> Exercise aim
Every line that holds "Asia" should be shown.

> Material

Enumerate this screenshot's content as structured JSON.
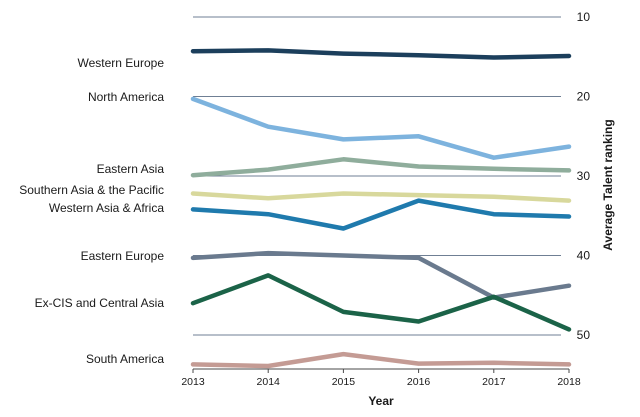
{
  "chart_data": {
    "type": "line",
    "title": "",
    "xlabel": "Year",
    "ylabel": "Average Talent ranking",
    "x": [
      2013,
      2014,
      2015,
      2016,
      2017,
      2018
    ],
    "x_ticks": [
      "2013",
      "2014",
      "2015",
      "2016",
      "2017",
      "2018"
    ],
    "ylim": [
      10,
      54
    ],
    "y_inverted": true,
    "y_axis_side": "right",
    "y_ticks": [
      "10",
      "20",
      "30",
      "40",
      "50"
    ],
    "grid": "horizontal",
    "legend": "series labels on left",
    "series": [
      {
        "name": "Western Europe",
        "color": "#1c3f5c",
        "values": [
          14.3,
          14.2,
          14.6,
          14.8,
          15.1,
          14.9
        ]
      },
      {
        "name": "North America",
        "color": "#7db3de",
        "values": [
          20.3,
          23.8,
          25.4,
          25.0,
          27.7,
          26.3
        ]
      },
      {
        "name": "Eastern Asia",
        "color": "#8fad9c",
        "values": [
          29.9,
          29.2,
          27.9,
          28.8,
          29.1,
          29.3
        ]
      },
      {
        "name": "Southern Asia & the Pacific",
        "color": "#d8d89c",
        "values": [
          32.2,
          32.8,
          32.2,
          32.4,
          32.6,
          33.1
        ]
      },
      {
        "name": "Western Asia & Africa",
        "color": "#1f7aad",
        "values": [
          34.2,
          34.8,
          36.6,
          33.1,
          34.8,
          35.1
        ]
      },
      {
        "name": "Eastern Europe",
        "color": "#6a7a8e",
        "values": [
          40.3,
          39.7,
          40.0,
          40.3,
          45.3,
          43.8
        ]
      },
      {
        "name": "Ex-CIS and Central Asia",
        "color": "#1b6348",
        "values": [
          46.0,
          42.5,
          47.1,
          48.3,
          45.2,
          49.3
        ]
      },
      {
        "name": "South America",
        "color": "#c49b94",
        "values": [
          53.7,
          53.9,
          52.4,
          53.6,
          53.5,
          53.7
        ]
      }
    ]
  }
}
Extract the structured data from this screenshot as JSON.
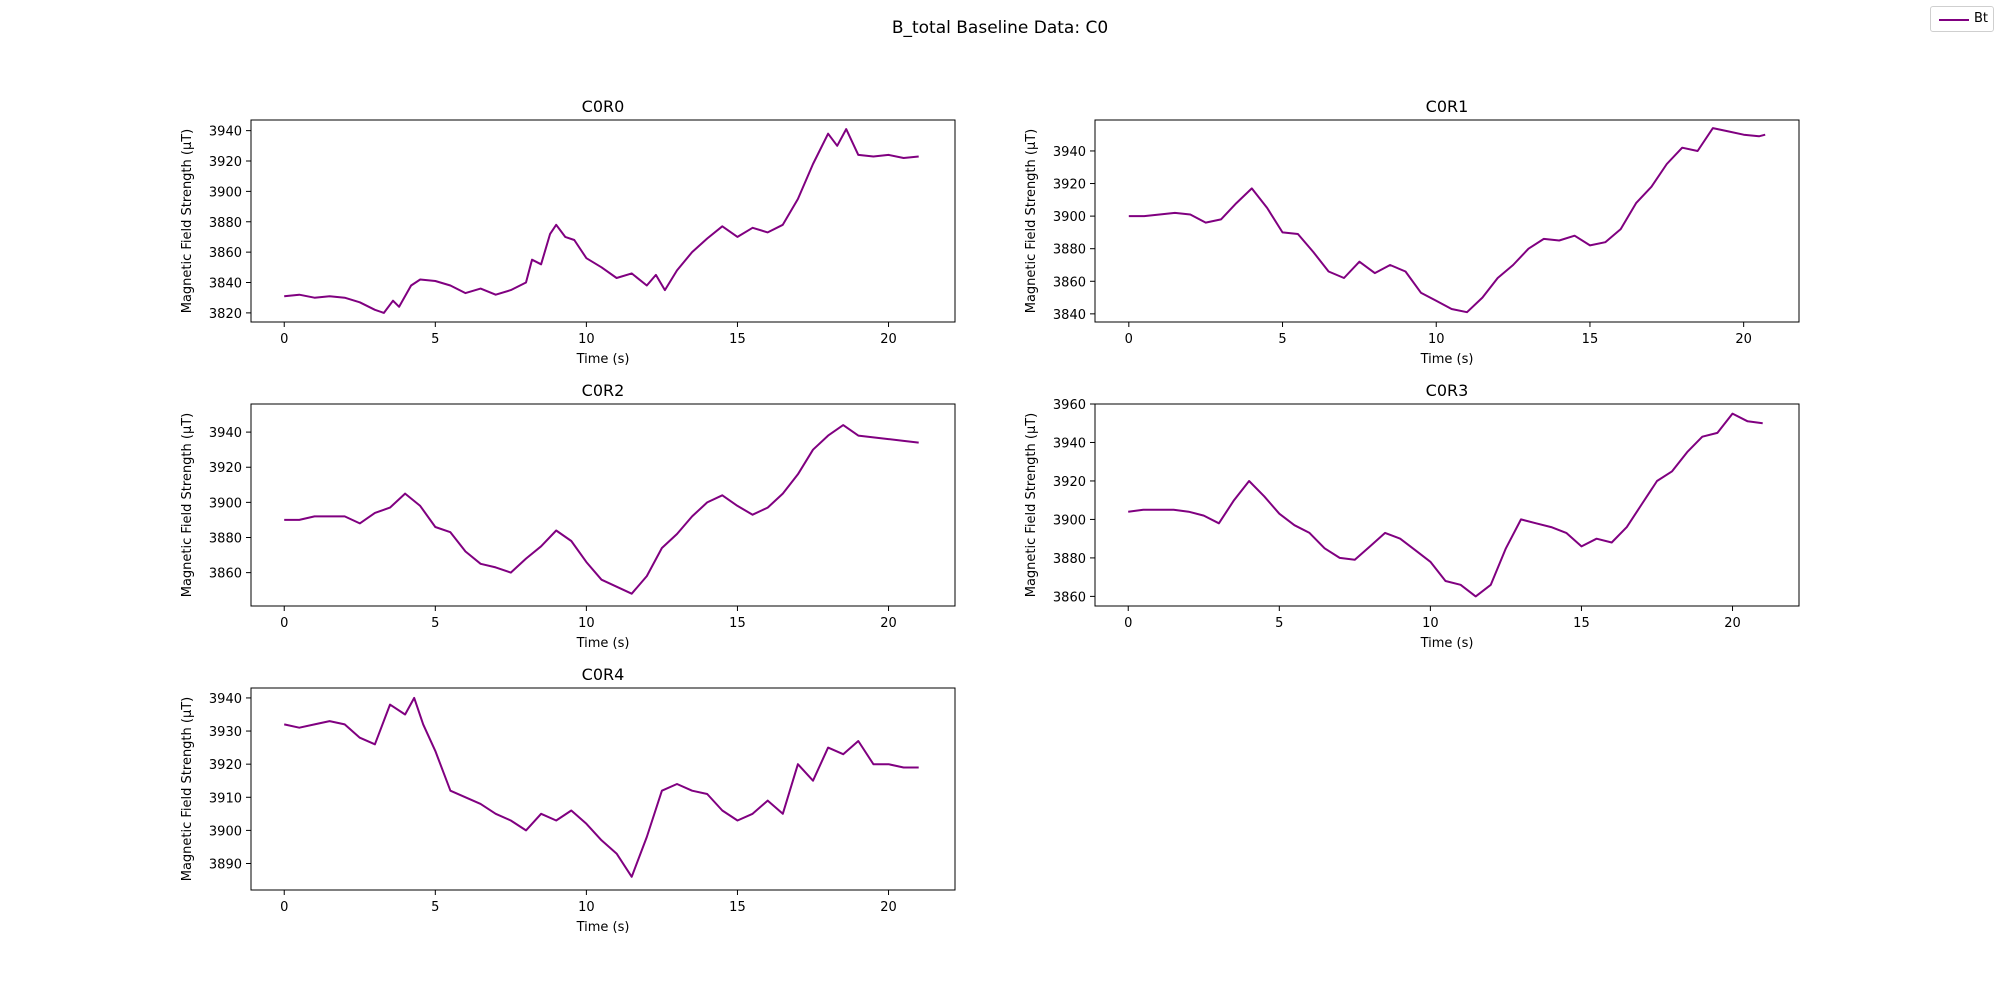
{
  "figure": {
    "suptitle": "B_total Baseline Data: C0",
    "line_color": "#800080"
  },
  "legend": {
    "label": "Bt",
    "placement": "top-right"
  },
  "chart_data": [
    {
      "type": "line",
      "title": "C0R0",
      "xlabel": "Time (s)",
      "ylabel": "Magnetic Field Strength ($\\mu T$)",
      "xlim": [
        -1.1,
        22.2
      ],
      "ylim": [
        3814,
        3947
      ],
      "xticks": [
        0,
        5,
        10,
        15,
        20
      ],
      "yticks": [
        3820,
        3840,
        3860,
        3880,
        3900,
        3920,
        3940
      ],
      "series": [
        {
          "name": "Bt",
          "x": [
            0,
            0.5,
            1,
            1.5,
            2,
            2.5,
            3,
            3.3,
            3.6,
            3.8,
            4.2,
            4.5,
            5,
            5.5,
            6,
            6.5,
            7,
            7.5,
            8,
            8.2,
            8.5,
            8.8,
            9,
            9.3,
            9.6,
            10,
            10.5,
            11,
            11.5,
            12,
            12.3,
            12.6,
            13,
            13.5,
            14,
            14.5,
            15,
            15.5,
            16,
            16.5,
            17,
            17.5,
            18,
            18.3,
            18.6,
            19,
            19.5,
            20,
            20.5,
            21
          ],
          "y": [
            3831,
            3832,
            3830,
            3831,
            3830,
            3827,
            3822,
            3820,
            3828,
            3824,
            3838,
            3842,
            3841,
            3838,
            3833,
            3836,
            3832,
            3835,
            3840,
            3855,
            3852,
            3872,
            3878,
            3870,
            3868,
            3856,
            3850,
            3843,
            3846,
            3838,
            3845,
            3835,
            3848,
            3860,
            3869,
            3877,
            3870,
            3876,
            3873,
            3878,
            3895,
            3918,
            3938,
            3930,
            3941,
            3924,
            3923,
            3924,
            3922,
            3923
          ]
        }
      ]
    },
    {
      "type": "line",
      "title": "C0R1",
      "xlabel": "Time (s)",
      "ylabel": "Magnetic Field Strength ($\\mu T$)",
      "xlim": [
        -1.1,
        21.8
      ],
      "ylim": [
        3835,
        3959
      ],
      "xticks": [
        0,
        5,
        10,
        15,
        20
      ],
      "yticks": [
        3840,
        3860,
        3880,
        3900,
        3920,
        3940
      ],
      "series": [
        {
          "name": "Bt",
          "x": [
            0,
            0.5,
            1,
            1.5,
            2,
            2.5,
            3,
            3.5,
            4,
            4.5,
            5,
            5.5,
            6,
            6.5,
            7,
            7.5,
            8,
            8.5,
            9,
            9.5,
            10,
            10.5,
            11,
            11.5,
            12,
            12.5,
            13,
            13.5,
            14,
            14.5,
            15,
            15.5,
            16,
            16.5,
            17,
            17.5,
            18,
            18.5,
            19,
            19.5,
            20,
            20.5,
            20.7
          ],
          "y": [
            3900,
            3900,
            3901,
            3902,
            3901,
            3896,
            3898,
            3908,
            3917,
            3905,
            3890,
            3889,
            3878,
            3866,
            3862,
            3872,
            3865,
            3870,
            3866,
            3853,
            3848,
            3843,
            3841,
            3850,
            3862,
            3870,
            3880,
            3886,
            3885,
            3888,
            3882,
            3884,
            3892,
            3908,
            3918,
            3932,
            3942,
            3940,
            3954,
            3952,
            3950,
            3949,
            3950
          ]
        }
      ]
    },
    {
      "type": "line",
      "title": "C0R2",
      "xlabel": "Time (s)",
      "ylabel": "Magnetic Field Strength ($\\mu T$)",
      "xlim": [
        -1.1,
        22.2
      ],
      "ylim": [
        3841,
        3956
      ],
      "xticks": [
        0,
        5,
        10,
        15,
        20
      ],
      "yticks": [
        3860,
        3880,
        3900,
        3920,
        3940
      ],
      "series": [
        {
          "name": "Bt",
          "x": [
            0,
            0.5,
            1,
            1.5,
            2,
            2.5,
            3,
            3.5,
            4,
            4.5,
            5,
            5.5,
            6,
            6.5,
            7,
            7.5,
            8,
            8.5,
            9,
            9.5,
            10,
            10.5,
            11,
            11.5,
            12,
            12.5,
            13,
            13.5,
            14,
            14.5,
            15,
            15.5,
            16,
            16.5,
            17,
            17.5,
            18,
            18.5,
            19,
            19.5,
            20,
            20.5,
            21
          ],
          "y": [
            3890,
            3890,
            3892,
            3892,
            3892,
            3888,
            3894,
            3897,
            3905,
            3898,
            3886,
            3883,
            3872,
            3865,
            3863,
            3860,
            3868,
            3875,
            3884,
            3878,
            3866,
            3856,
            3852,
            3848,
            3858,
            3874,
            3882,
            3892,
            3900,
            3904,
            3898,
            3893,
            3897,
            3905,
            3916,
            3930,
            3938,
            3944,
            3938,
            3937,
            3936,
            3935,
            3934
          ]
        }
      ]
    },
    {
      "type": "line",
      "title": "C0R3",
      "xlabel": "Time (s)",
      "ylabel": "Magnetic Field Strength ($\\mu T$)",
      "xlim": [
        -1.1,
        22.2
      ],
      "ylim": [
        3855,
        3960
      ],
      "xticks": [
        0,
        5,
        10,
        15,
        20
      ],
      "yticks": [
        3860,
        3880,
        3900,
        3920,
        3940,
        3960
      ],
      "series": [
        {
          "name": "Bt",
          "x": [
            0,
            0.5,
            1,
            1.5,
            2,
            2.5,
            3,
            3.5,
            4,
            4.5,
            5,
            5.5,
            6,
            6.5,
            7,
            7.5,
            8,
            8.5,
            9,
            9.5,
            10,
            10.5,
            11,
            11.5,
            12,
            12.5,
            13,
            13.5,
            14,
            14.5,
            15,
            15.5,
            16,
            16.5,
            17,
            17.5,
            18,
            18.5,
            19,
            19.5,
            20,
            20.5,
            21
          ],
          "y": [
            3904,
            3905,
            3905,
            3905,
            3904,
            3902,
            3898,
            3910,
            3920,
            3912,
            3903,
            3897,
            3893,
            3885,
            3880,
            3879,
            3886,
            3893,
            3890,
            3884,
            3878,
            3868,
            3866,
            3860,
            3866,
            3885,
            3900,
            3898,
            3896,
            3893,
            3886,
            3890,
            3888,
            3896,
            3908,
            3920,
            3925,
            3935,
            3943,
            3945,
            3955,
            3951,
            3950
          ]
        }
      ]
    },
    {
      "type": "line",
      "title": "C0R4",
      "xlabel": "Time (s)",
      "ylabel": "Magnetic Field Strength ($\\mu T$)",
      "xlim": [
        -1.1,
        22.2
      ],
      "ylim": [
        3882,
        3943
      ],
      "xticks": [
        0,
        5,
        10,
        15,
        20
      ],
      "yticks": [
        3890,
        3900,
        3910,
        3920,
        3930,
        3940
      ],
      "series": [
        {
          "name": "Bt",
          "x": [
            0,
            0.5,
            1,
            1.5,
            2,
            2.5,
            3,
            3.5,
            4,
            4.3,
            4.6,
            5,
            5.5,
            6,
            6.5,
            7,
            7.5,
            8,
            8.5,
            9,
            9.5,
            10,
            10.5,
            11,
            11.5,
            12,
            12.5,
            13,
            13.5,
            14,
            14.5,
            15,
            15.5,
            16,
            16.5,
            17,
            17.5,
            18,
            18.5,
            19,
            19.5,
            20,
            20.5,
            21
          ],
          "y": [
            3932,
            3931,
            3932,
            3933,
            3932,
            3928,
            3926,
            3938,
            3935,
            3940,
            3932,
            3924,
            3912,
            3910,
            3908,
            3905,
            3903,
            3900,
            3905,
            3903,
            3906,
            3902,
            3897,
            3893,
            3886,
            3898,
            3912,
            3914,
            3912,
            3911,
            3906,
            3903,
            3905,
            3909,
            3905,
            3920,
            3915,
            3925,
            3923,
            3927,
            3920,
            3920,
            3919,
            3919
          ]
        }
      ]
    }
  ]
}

--

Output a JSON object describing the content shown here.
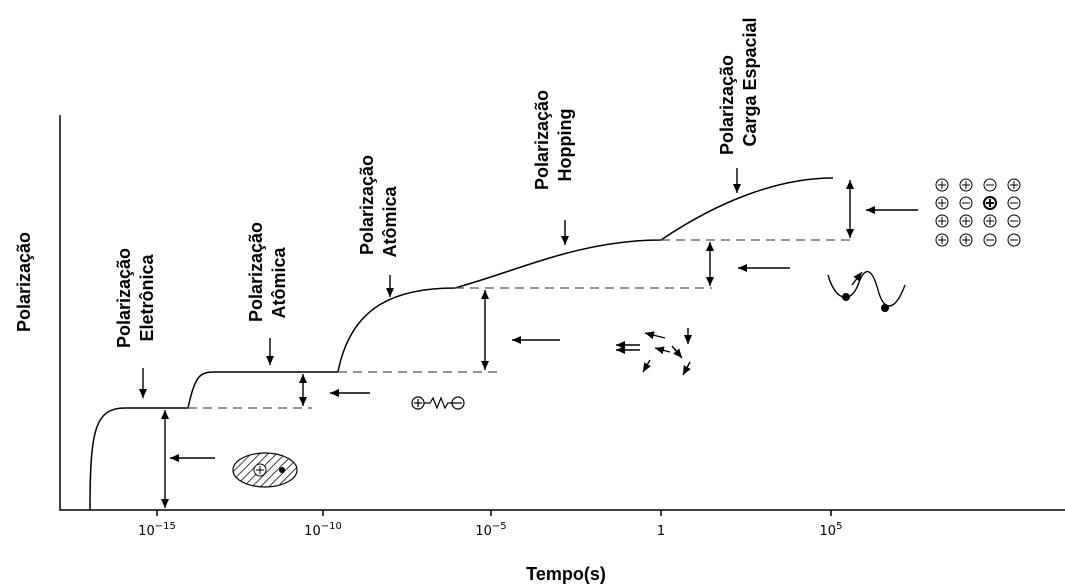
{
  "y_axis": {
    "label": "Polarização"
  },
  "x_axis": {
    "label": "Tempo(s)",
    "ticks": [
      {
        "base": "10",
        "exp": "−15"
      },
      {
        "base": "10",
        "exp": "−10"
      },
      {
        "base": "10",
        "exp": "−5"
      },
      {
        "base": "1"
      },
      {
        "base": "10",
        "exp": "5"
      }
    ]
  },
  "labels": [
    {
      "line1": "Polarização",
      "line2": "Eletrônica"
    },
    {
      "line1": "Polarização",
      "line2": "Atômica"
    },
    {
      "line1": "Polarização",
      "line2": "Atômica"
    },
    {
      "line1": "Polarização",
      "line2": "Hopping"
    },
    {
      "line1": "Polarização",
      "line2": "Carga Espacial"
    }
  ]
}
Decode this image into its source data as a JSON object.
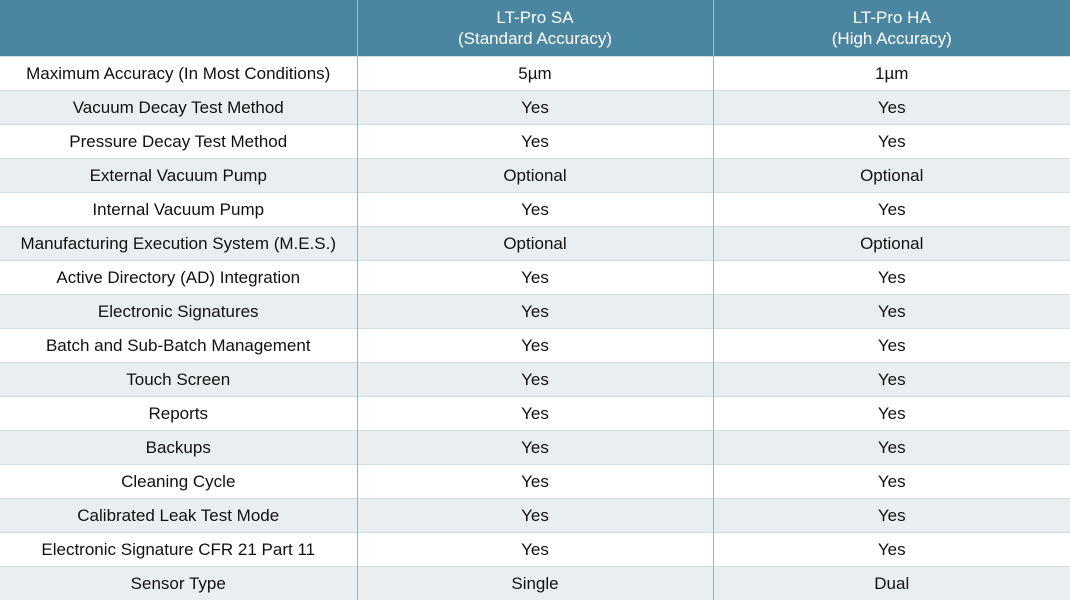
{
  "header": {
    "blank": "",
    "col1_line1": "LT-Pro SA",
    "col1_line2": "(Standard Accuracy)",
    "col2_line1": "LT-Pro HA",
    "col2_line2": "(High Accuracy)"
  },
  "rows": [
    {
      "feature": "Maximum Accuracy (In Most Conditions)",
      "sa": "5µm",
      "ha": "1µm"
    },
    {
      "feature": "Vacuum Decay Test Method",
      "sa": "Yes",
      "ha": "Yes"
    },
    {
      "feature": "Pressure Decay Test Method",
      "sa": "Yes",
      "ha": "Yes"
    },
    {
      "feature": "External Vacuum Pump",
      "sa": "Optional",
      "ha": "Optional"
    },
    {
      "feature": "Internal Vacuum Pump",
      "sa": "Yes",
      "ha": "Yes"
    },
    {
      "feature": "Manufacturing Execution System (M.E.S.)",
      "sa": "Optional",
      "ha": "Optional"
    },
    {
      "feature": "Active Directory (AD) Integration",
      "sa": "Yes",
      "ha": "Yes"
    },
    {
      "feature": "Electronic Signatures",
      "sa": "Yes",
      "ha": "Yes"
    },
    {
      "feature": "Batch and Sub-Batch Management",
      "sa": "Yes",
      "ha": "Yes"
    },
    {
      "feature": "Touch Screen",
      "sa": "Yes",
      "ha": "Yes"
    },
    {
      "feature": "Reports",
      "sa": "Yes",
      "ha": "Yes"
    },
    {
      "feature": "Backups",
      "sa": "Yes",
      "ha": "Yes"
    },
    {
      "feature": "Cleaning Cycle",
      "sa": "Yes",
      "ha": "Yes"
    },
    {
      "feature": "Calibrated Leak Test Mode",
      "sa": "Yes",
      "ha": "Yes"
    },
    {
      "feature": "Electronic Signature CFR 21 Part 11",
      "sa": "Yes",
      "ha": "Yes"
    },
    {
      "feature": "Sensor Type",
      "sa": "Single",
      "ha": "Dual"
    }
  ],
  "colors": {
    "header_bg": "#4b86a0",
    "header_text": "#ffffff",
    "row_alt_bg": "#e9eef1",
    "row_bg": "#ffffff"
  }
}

> Reply to the task
        "name": "Eastern Asia",
        "name": "Southern Asia & the Pacific",
        "name": "Western Asia & Africa",
        "name": "Ex-CIS and Central Asia",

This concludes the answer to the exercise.